━━ INPUT ROWS
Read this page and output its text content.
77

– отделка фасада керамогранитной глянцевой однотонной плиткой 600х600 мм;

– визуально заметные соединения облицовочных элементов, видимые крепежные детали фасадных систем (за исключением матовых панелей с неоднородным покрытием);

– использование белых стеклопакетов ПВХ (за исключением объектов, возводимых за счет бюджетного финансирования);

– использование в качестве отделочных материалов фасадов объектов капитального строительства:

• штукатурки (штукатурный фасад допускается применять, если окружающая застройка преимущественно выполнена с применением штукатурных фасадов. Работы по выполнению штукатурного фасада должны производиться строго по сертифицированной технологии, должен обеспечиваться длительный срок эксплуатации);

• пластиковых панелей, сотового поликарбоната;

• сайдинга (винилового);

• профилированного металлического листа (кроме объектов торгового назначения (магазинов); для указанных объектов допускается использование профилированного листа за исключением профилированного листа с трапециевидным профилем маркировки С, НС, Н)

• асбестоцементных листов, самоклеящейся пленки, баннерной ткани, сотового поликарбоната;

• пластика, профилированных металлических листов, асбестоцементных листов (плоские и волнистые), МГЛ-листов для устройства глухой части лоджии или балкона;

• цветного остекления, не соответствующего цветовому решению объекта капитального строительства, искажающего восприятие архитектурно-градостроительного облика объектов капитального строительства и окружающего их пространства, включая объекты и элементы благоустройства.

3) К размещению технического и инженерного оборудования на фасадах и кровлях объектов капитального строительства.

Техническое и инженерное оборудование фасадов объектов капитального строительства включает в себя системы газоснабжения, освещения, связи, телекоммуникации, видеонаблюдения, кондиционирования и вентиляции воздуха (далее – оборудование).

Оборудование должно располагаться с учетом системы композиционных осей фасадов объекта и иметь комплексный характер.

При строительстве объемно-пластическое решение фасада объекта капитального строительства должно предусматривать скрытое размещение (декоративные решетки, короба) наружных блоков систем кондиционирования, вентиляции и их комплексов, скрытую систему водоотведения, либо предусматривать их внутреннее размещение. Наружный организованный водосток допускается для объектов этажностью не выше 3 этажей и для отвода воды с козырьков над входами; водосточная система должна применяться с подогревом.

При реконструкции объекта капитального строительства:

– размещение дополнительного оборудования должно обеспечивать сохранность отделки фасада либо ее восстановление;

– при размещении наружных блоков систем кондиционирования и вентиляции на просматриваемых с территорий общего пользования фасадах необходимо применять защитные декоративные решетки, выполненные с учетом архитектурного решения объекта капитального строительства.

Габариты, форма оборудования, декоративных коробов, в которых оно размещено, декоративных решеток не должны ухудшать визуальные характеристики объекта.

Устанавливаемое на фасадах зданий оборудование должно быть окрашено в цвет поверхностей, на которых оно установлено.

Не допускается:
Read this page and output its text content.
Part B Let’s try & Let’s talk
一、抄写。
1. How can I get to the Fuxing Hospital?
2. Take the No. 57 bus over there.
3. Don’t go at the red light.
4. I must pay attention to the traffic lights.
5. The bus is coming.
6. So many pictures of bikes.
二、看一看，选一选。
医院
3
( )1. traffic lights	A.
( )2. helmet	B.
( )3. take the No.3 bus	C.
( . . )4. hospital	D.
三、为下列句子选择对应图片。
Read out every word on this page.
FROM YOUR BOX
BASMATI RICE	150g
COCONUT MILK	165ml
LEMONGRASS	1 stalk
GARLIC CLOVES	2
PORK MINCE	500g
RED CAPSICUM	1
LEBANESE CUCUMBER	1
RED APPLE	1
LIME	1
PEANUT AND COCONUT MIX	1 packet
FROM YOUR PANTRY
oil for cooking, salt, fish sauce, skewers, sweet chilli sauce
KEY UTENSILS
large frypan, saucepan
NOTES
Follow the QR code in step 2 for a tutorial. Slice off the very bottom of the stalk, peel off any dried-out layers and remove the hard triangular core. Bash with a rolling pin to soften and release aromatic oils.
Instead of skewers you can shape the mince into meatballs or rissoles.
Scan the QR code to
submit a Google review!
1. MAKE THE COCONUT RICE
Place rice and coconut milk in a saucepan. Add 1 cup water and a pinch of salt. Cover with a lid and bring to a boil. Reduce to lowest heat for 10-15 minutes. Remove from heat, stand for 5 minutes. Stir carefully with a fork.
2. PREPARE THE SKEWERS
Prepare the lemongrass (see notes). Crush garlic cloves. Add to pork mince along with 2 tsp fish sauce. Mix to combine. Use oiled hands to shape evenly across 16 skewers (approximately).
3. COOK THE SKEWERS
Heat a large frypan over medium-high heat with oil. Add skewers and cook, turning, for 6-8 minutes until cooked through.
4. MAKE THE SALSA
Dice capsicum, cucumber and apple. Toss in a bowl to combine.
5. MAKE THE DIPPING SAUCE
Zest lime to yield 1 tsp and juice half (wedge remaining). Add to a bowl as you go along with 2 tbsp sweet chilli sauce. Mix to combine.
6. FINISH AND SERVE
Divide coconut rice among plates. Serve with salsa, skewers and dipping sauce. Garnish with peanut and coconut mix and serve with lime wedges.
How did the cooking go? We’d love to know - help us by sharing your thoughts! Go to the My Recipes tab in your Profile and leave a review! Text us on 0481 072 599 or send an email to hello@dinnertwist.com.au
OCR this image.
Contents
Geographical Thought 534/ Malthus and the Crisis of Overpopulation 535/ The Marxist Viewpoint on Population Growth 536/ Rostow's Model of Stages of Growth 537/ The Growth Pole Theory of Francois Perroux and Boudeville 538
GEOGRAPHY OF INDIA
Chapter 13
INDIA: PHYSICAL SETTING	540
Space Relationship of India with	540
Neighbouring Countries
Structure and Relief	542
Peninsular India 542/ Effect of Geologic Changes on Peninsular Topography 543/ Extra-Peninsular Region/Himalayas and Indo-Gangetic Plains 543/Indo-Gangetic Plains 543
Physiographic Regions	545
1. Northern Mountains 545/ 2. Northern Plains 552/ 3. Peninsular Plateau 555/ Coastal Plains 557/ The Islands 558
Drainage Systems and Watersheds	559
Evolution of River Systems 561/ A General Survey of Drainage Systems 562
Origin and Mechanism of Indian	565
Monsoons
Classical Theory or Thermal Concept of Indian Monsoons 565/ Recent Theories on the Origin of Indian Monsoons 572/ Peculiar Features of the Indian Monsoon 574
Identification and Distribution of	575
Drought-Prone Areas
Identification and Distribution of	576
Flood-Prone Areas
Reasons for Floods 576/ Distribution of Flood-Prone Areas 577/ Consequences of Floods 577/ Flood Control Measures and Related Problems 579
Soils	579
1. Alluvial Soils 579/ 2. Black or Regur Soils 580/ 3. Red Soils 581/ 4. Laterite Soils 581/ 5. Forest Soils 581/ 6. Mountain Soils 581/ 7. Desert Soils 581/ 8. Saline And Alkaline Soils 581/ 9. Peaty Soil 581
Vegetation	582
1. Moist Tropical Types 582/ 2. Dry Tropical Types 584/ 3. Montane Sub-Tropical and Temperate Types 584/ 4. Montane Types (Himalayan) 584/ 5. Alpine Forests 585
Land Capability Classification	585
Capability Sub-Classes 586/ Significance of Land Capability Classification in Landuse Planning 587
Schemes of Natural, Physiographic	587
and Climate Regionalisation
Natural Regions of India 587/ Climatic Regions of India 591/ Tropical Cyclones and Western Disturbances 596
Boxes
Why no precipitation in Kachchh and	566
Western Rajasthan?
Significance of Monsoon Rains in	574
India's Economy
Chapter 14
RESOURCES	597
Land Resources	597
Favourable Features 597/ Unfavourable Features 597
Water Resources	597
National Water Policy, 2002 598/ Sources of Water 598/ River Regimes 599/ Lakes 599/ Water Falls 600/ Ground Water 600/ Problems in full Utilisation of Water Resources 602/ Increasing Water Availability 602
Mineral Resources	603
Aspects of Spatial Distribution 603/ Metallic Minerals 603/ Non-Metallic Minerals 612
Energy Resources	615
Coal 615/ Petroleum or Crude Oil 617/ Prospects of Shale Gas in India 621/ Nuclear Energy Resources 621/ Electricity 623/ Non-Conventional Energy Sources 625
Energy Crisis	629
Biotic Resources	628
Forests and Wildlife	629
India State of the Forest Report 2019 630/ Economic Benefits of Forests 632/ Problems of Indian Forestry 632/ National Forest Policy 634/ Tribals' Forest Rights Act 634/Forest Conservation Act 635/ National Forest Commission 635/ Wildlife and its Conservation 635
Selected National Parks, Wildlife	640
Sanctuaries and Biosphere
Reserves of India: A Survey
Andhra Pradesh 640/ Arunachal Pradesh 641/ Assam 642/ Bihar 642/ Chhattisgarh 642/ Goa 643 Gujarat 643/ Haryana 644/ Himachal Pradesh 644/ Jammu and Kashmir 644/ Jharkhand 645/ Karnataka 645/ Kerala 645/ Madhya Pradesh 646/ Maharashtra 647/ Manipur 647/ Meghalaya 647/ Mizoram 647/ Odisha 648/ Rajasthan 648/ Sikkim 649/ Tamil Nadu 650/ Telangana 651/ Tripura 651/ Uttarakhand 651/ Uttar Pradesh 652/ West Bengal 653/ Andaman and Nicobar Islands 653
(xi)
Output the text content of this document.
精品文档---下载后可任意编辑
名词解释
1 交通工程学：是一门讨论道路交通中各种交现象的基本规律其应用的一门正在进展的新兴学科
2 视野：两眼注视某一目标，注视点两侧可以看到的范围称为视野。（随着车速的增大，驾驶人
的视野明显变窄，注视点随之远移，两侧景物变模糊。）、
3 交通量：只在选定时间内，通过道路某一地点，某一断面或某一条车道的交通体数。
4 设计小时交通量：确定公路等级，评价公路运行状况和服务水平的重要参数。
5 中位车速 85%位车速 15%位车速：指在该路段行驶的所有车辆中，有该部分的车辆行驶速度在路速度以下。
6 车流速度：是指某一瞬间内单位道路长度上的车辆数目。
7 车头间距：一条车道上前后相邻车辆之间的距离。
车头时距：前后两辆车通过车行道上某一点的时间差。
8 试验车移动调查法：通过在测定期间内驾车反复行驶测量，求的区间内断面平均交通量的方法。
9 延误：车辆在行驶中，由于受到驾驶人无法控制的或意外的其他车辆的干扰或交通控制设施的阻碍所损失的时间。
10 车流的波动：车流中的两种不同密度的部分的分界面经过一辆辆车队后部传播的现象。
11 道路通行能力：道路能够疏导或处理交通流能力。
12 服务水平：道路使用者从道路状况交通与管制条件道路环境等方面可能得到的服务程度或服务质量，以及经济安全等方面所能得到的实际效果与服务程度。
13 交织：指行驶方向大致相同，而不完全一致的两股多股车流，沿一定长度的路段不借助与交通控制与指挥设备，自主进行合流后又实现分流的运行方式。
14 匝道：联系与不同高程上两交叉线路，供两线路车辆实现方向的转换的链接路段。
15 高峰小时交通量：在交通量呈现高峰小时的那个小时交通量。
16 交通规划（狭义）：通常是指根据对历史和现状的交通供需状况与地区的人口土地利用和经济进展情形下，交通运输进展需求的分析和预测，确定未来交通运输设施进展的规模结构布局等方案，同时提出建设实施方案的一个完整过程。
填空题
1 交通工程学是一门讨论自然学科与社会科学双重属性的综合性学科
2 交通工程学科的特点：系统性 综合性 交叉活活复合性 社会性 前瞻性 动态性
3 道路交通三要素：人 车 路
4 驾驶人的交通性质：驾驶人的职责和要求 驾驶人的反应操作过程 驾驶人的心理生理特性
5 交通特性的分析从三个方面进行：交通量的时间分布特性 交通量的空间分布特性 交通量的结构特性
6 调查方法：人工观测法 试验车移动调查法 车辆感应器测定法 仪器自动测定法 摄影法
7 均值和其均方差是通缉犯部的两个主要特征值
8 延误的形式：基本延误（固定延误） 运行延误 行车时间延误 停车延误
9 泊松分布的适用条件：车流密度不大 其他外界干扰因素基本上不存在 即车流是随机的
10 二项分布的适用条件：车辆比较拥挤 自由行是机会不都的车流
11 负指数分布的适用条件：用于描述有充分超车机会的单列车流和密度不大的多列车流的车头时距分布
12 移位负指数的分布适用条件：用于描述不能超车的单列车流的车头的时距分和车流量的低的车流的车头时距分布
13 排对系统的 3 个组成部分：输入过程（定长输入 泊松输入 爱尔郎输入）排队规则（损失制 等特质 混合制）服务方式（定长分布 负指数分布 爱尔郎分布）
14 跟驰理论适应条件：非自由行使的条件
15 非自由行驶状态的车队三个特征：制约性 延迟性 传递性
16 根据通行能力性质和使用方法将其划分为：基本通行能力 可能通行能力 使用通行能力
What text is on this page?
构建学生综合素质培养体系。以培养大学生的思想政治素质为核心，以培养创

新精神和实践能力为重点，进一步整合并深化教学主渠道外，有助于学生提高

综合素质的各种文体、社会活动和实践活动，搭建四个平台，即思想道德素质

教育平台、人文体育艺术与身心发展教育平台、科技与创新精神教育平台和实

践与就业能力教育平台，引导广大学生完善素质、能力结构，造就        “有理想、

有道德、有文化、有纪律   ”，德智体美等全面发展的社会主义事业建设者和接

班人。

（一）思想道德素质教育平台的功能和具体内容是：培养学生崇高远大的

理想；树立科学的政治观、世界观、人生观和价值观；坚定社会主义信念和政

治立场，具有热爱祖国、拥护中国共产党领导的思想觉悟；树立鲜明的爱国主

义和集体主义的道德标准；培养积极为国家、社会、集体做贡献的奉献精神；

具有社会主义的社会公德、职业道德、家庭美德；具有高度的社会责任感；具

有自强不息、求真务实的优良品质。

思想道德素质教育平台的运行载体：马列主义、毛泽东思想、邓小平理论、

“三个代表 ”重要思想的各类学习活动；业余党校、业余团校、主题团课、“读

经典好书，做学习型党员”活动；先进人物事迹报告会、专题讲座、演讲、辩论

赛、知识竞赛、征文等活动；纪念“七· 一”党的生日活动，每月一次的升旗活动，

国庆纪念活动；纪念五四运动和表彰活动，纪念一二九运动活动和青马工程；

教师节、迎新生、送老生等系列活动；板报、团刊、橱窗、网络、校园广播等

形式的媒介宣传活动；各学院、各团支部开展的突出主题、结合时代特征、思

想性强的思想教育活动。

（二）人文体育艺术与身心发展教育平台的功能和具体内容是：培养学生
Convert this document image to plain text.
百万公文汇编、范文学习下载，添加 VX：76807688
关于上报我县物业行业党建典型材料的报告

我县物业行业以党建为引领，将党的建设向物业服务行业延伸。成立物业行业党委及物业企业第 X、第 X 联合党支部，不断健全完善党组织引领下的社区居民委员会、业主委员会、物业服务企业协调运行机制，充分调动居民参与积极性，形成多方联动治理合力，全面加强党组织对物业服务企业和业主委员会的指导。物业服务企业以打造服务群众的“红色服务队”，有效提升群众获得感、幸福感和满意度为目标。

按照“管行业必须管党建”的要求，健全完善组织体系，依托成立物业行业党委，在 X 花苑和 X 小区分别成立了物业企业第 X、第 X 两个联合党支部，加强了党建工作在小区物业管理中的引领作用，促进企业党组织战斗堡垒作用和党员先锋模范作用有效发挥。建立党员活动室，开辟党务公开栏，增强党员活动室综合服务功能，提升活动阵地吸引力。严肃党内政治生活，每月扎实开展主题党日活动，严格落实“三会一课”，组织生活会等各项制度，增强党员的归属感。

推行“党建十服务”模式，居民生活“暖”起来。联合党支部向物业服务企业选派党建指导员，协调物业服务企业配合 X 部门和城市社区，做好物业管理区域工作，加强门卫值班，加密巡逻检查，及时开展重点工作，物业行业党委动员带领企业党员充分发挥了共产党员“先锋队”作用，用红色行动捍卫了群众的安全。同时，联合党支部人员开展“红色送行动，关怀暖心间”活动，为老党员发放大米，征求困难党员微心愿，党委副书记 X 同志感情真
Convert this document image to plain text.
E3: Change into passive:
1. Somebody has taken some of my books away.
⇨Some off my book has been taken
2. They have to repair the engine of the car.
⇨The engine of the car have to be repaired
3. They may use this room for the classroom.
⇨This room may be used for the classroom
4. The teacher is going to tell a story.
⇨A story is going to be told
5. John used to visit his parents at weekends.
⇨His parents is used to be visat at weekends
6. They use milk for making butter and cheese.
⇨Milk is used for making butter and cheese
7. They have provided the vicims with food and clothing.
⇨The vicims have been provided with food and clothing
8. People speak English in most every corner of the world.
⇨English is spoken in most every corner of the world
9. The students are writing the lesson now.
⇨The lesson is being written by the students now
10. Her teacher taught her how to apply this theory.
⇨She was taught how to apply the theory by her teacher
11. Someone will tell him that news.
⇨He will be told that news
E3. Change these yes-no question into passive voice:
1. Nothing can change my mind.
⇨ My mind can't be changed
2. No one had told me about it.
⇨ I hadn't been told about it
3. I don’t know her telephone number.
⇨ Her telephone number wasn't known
━━━━
TASK TO CARRY OUT ▸
All lines in the data that contain the word "листов" should be copied.

TASK SOLUTION ▸
• асбестоцементных листов, самоклеящейся пленки, баннерной ткани, сотового поликарбоната;
• пластика, профилированных металлических листов, асбестоцементных листов (плоские и волнистые), МГЛ-листов для устройства глухой части лоджии или балкона;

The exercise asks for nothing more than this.